Collection entries

+ + + + + + +

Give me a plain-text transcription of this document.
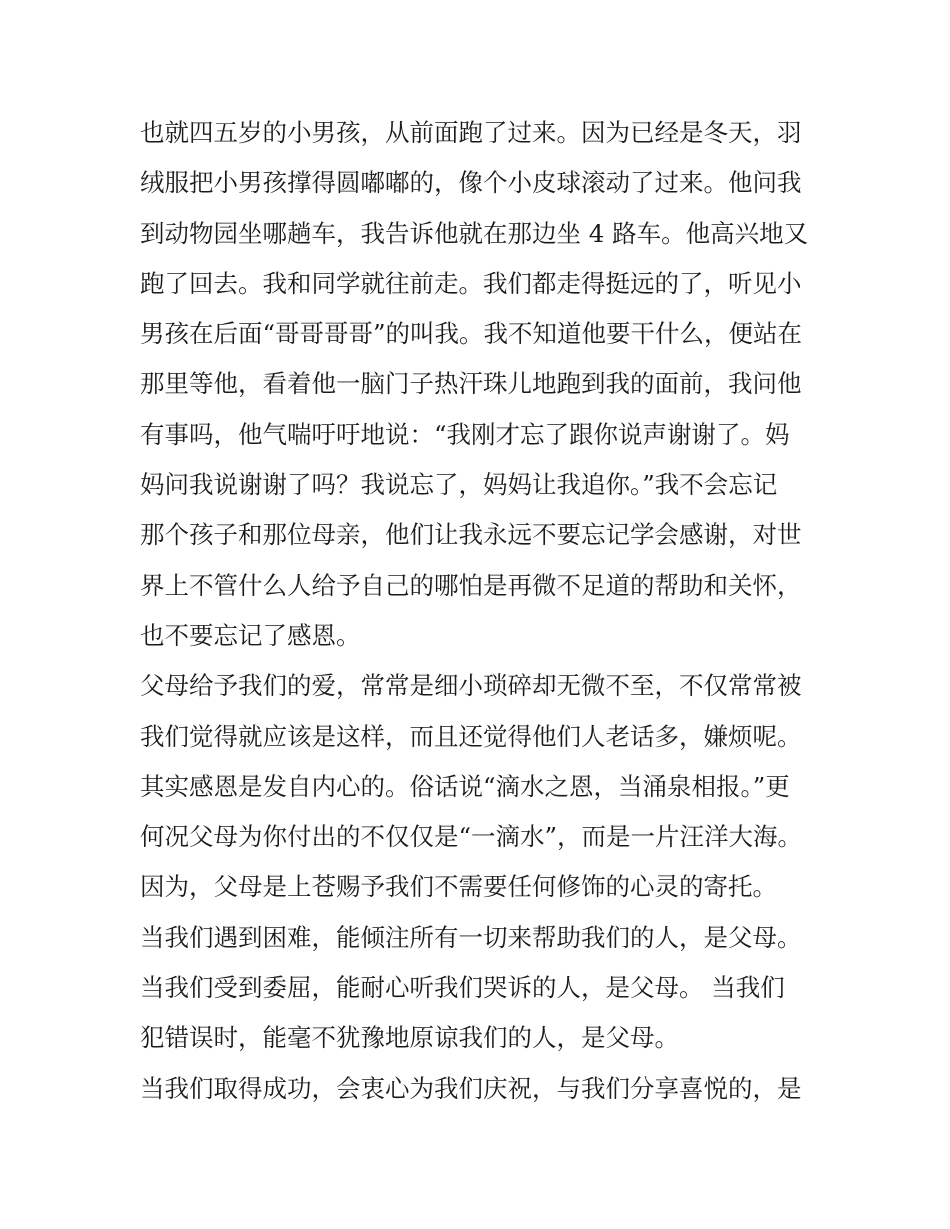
也就四五岁的小男孩，从前面跑了过来。因为已经是冬天，羽
绒服把小男孩撑得圆嘟嘟的，像个小皮球滚动了过来。他问我
到动物园坐哪趟车，我告诉他就在那边坐 4 路车。他高兴地又
跑了回去。我和同学就往前走。我们都走得挺远的了，听见小
男孩在后面“哥哥哥哥”的叫我。我不知道他要干什么，便站在
那里等他，看着他一脑门子热汗珠儿地跑到我的面前，我问他
有事吗，他气喘吁吁地说：“我刚才忘了跟你说声谢谢了。妈
妈问我说谢谢了吗？我说忘了，妈妈让我追你。”我不会忘记
那个孩子和那位母亲，他们让我永远不要忘记学会感谢，对世
界上不管什么人给予自己的哪怕是再微不足道的帮助和关怀，
也不要忘记了感恩。
父母给予我们的爱，常常是细小琐碎却无微不至，不仅常常被
我们觉得就应该是这样，而且还觉得他们人老话多，嫌烦呢。
其实感恩是发自内心的。俗话说“滴水之恩，当涌泉相报。”更
何况父母为你付出的不仅仅是“一滴水”，而是一片汪洋大海。
因为，父母是上苍赐予我们不需要任何修饰的心灵的寄托。
当我们遇到困难，能倾注所有一切来帮助我们的人，是父母。
当我们受到委屈，能耐心听我们哭诉的人，是父母。 当我们
犯错误时，能毫不犹豫地原谅我们的人，是父母。
当我们取得成功，会衷心为我们庆祝，与我们分享喜悦的，是
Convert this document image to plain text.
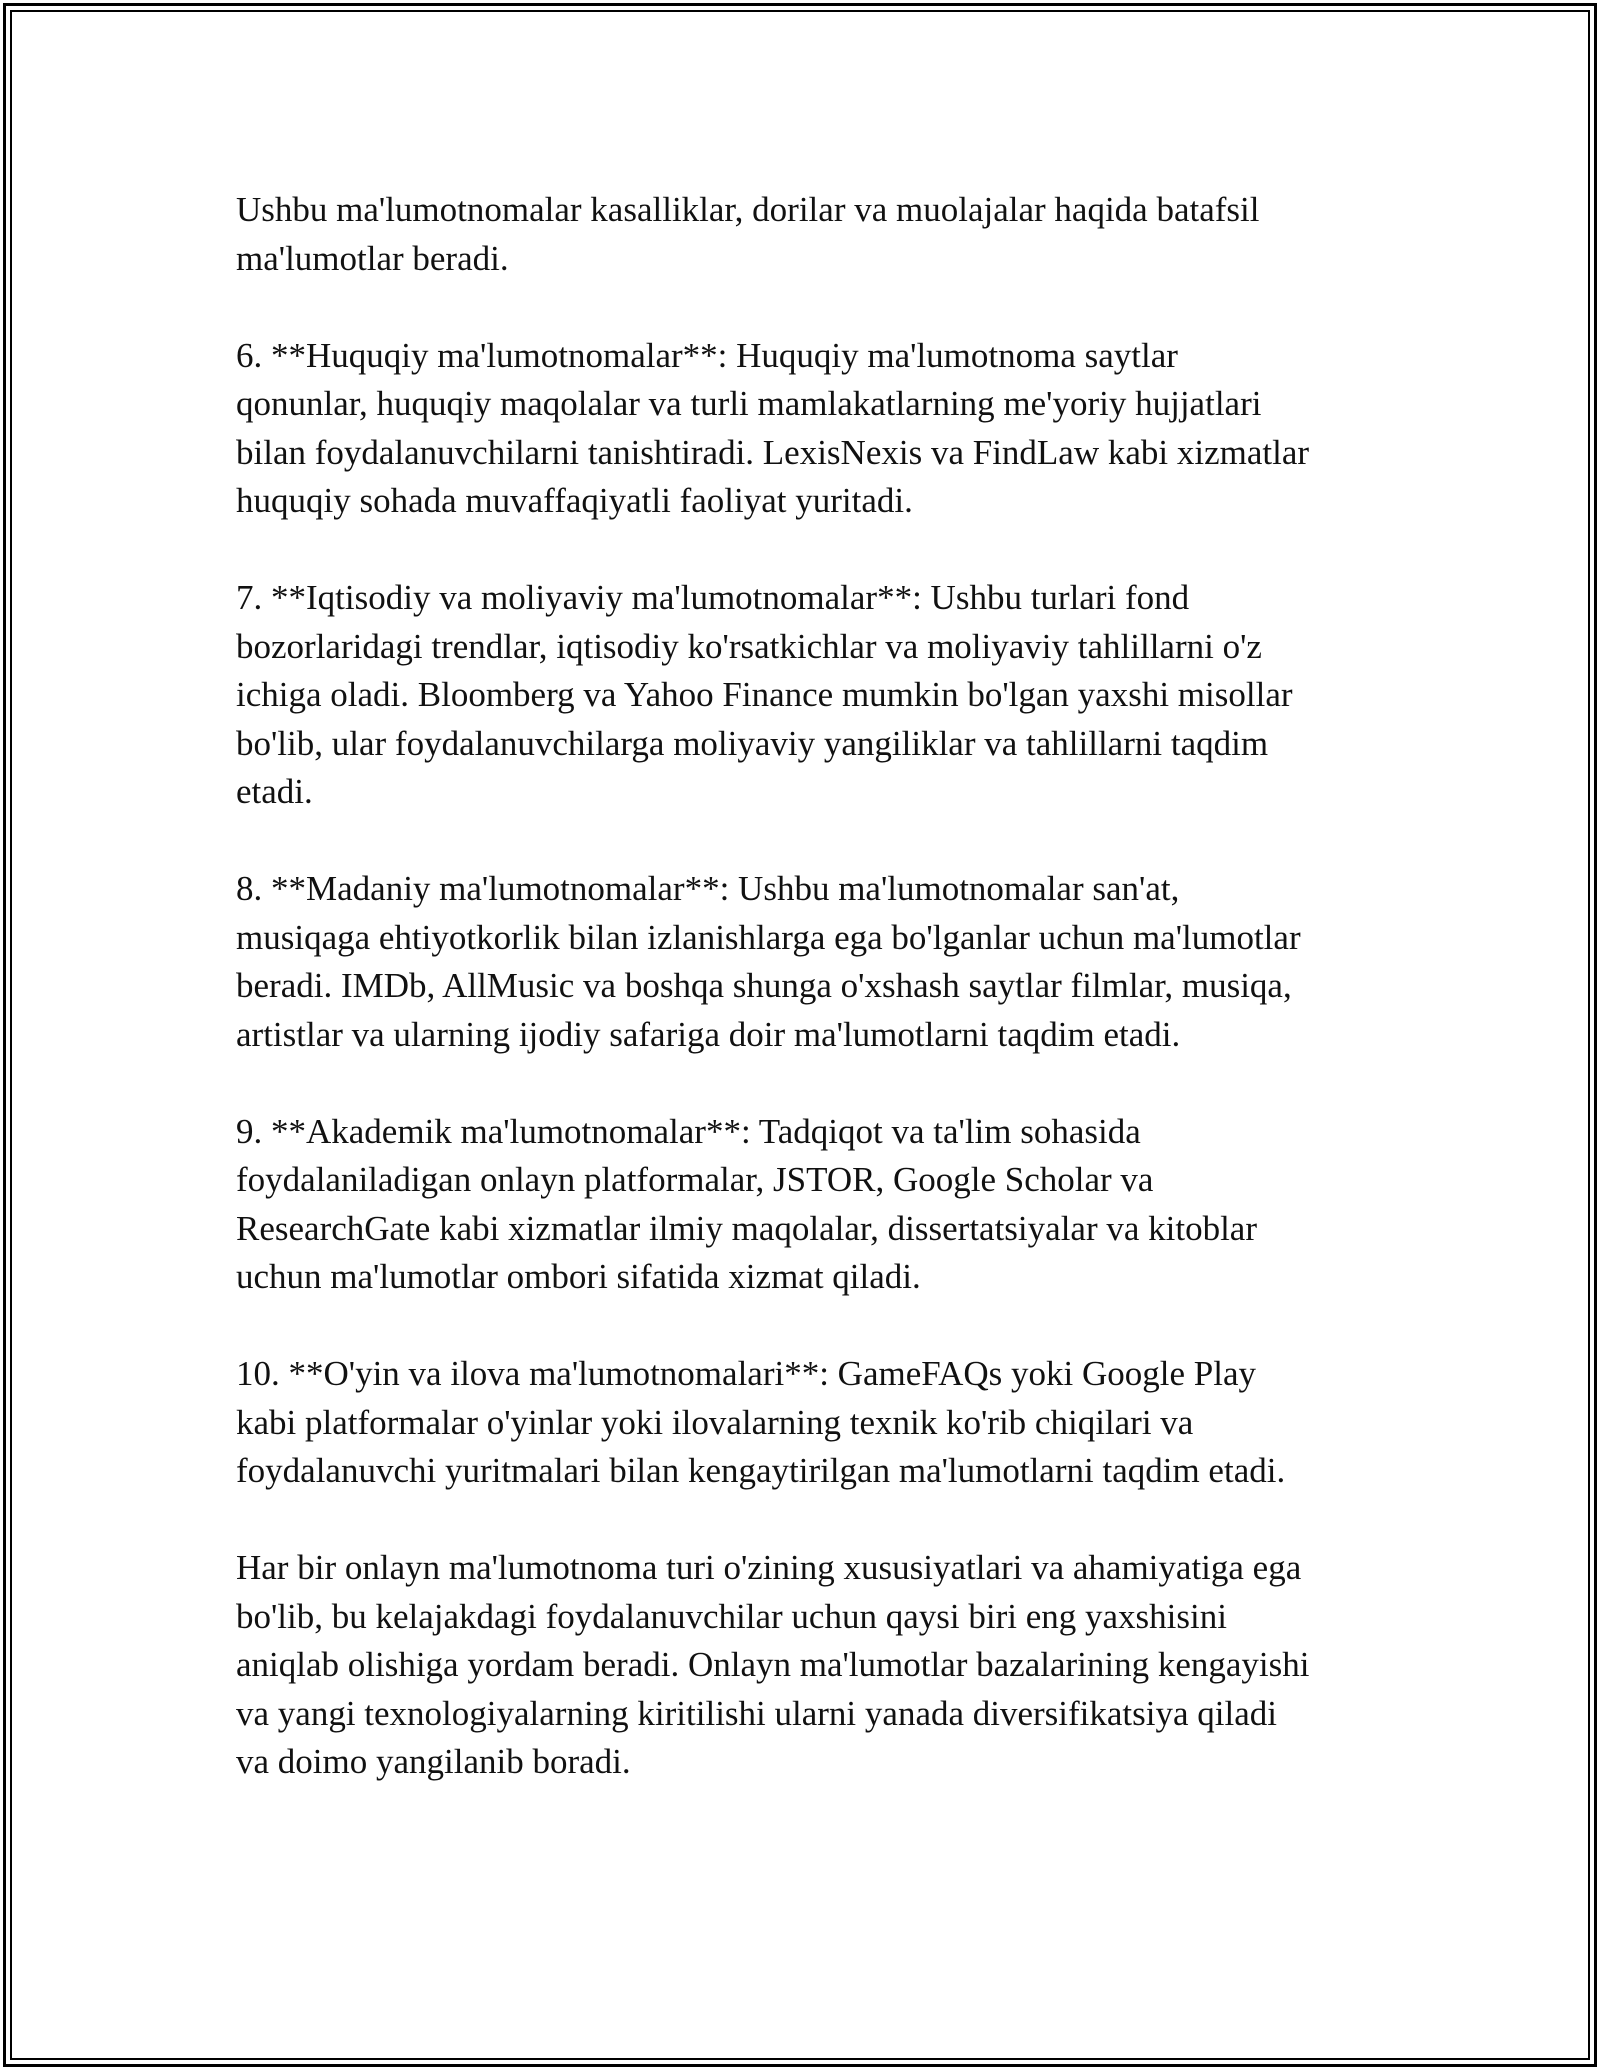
Ushbu ma'lumotnomalar kasalliklar, dorilar va muolajalar haqida batafsil
ma'lumotlar beradi.

6. **Huquqiy ma'lumotnomalar**: Huquqiy ma'lumotnoma saytlar
qonunlar, huquqiy maqolalar va turli mamlakatlarning me'yoriy hujjatlari
bilan foydalanuvchilarni tanishtiradi. LexisNexis va FindLaw kabi xizmatlar
huquqiy sohada muvaffaqiyatli faoliyat yuritadi.

7. **Iqtisodiy va moliyaviy ma'lumotnomalar**: Ushbu turlari fond
bozorlaridagi trendlar, iqtisodiy ko'rsatkichlar va moliyaviy tahlillarni o'z
ichiga oladi. Bloomberg va Yahoo Finance mumkin bo'lgan yaxshi misollar
bo'lib, ular foydalanuvchilarga moliyaviy yangiliklar va tahlillarni taqdim
etadi.

8. **Madaniy ma'lumotnomalar**: Ushbu ma'lumotnomalar san'at,
musiqaga ehtiyotkorlik bilan izlanishlarga ega bo'lganlar uchun ma'lumotlar
beradi. IMDb, AllMusic va boshqa shunga o'xshash saytlar filmlar, musiqa,
artistlar va ularning ijodiy safariga doir ma'lumotlarni taqdim etadi.

9. **Akademik ma'lumotnomalar**: Tadqiqot va ta'lim sohasida
foydalaniladigan onlayn platformalar, JSTOR, Google Scholar va
ResearchGate kabi xizmatlar ilmiy maqolalar, dissertatsiyalar va kitoblar
uchun ma'lumotlar ombori sifatida xizmat qiladi.

10. **O'yin va ilova ma'lumotnomalari**: GameFAQs yoki Google Play
kabi platformalar o'yinlar yoki ilovalarning texnik ko'rib chiqilari va
foydalanuvchi yuritmalari bilan kengaytirilgan ma'lumotlarni taqdim etadi.

Har bir onlayn ma'lumotnoma turi o'zining xususiyatlari va ahamiyatiga ega
bo'lib, bu kelajakdagi foydalanuvchilar uchun qaysi biri eng yaxshisini
aniqlab olishiga yordam beradi. Onlayn ma'lumotlar bazalarining kengayishi
va yangi texnologiyalarning kiritilishi ularni yanada diversifikatsiya qiladi
va doimo yangilanib boradi.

+ + + + + + +

Each record above must be returned exactly as written, with its pictures omitted.

* **RESULT FOR THIS TASK**
Give me a plain-text transcription of this document.
也就四五岁的小男孩，从前面跑了过来。因为已经是冬天，羽
绒服把小男孩撑得圆嘟嘟的，像个小皮球滚动了过来。他问我
到动物园坐哪趟车，我告诉他就在那边坐 4 路车。他高兴地又
跑了回去。我和同学就往前走。我们都走得挺远的了，听见小
男孩在后面“哥哥哥哥”的叫我。我不知道他要干什么，便站在
那里等他，看着他一脑门子热汗珠儿地跑到我的面前，我问他
有事吗，他气喘吁吁地说：“我刚才忘了跟你说声谢谢了。妈
妈问我说谢谢了吗？我说忘了，妈妈让我追你。”我不会忘记
那个孩子和那位母亲，他们让我永远不要忘记学会感谢，对世
界上不管什么人给予自己的哪怕是再微不足道的帮助和关怀，
也不要忘记了感恩。
父母给予我们的爱，常常是细小琐碎却无微不至，不仅常常被
我们觉得就应该是这样，而且还觉得他们人老话多，嫌烦呢。
其实感恩是发自内心的。俗话说“滴水之恩，当涌泉相报。”更
何况父母为你付出的不仅仅是“一滴水”，而是一片汪洋大海。
因为，父母是上苍赐予我们不需要任何修饰的心灵的寄托。
当我们遇到困难，能倾注所有一切来帮助我们的人，是父母。
当我们受到委屈，能耐心听我们哭诉的人，是父母。 当我们
犯错误时，能毫不犹豫地原谅我们的人，是父母。
当我们取得成功，会衷心为我们庆祝，与我们分享喜悦的，是
Convert this document image to plain text.
Ushbu ma'lumotnomalar kasalliklar, dorilar va muolajalar haqida batafsil
ma'lumotlar beradi.

6. **Huquqiy ma'lumotnomalar**: Huquqiy ma'lumotnoma saytlar
qonunlar, huquqiy maqolalar va turli mamlakatlarning me'yoriy hujjatlari
bilan foydalanuvchilarni tanishtiradi. LexisNexis va FindLaw kabi xizmatlar
huquqiy sohada muvaffaqiyatli faoliyat yuritadi.

7. **Iqtisodiy va moliyaviy ma'lumotnomalar**: Ushbu turlari fond
bozorlaridagi trendlar, iqtisodiy ko'rsatkichlar va moliyaviy tahlillarni o'z
ichiga oladi. Bloomberg va Yahoo Finance mumkin bo'lgan yaxshi misollar
bo'lib, ular foydalanuvchilarga moliyaviy yangiliklar va tahlillarni taqdim
etadi.

8. **Madaniy ma'lumotnomalar**: Ushbu ma'lumotnomalar san'at,
musiqaga ehtiyotkorlik bilan izlanishlarga ega bo'lganlar uchun ma'lumotlar
beradi. IMDb, AllMusic va boshqa shunga o'xshash saytlar filmlar, musiqa,
artistlar va ularning ijodiy safariga doir ma'lumotlarni taqdim etadi.

9. **Akademik ma'lumotnomalar**: Tadqiqot va ta'lim sohasida
foydalaniladigan onlayn platformalar, JSTOR, Google Scholar va
ResearchGate kabi xizmatlar ilmiy maqolalar, dissertatsiyalar va kitoblar
uchun ma'lumotlar ombori sifatida xizmat qiladi.

10. **O'yin va ilova ma'lumotnomalari**: GameFAQs yoki Google Play
kabi platformalar o'yinlar yoki ilovalarning texnik ko'rib chiqilari va
foydalanuvchi yuritmalari bilan kengaytirilgan ma'lumotlarni taqdim etadi.

Har bir onlayn ma'lumotnoma turi o'zining xususiyatlari va ahamiyatiga ega
bo'lib, bu kelajakdagi foydalanuvchilar uchun qaysi biri eng yaxshisini
aniqlab olishiga yordam beradi. Onlayn ma'lumotlar bazalarining kengayishi
va yangi texnologiyalarning kiritilishi ularni yanada diversifikatsiya qiladi
va doimo yangilanib boradi.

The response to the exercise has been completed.